- Collected data
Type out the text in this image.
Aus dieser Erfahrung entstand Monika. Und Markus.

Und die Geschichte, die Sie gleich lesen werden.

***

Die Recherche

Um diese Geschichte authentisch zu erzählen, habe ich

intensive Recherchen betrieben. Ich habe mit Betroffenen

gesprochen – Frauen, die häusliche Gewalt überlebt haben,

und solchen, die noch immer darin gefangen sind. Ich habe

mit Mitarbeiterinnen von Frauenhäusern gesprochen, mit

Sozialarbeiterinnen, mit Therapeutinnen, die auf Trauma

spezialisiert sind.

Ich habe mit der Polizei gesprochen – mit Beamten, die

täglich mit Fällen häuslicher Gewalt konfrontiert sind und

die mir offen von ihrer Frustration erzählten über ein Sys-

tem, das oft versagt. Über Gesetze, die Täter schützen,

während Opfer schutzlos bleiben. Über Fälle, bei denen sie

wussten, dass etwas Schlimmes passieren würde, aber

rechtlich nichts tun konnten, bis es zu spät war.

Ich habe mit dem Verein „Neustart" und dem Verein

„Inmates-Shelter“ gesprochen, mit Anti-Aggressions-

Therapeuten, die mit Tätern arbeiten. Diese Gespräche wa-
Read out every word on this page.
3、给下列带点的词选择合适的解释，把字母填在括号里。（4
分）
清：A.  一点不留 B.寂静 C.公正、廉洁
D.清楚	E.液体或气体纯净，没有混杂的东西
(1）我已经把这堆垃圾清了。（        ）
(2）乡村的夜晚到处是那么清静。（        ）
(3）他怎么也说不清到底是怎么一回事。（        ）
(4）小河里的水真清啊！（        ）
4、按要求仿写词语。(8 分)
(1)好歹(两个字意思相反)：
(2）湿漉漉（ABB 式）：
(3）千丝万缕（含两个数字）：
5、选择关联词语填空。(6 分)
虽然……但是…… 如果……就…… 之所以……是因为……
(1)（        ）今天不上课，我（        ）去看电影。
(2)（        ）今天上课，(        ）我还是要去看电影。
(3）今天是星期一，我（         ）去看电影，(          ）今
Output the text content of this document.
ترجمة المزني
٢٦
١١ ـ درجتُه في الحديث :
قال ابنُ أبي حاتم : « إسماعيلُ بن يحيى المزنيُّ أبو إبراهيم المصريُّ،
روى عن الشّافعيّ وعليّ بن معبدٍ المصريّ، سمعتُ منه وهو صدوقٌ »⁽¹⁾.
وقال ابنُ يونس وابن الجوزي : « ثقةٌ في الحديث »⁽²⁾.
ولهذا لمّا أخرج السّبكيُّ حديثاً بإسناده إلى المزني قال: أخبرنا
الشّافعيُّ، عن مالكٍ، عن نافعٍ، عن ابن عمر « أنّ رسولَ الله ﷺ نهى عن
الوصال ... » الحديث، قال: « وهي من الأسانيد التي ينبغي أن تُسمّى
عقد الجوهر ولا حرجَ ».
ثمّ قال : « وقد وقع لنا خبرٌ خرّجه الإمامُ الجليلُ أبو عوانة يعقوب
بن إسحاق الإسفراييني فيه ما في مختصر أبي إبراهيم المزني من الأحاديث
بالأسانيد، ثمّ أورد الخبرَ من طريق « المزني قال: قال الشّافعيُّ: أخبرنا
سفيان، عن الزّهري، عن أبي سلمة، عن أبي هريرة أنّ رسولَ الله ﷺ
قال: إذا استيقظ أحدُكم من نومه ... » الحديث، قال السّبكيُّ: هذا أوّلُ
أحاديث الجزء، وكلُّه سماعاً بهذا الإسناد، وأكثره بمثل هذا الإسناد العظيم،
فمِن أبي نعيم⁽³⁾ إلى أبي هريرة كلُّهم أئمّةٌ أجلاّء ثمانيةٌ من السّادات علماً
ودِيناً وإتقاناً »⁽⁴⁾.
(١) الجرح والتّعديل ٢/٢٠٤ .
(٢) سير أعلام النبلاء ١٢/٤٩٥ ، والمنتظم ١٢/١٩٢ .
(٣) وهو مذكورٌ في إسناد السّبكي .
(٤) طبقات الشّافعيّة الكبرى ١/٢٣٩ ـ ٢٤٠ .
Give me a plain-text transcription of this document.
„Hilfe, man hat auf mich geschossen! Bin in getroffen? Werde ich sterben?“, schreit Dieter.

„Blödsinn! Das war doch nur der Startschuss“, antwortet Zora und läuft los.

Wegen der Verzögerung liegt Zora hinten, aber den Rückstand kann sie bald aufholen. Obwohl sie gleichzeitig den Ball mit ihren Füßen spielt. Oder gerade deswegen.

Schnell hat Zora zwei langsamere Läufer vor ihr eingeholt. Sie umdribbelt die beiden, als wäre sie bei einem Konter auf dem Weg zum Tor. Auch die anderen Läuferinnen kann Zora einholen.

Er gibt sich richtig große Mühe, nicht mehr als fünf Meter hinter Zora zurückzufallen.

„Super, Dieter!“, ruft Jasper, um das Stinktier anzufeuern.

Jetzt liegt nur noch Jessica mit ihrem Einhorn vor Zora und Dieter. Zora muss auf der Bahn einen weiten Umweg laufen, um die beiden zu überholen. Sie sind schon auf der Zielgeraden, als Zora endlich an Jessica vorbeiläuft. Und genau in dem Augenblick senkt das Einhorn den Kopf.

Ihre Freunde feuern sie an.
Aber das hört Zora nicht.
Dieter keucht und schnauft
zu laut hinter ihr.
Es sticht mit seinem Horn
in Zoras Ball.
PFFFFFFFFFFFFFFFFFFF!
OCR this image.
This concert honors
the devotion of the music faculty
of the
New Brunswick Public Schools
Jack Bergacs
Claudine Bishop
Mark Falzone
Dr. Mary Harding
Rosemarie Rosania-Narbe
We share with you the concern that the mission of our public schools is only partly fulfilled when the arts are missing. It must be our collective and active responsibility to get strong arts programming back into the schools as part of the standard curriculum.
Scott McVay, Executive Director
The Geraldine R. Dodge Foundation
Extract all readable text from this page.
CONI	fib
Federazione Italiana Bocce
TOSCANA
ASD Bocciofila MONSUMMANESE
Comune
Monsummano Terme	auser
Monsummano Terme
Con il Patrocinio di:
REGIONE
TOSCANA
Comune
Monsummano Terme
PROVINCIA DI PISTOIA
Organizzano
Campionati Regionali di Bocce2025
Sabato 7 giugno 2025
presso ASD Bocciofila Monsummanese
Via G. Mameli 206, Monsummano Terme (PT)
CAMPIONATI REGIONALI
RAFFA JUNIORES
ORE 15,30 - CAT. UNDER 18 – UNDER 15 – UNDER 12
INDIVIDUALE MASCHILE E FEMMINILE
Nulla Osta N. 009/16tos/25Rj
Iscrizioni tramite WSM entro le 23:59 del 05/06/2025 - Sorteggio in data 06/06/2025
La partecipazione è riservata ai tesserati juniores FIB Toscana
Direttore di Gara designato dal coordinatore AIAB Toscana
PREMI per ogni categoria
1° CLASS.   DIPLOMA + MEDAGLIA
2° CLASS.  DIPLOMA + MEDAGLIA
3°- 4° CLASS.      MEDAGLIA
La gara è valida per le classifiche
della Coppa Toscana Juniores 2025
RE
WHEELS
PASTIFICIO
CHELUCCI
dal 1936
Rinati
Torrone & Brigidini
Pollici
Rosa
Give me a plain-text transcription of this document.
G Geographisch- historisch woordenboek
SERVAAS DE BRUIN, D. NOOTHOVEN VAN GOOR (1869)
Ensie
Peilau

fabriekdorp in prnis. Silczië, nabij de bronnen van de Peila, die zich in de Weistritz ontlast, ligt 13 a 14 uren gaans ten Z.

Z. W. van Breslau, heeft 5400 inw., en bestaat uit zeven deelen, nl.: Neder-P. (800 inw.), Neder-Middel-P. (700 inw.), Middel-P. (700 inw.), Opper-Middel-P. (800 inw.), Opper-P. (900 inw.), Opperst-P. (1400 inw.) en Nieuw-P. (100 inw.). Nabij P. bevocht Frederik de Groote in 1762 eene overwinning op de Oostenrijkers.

- DIRECTION
Copy every line of the entries above in which "sind" occurs.

- TASK OUTPUT
und solchen, die noch immer darin gefangen sind. Ich habe
spezialisiert sind.
täglich mit Fällen häuslicher Gewalt konfrontiert sind und
Jetzt liegt nur noch Jessica mit ihrem Einhorn vor Zora und Dieter. Zora muss auf der Bahn einen weiten Umweg laufen, um die beiden zu überholen. Sie sind schon auf der Zielgeraden, als Zora endlich an Jessica vorbeiläuft. Und genau in dem Augenblick senkt das Einhorn den Kopf.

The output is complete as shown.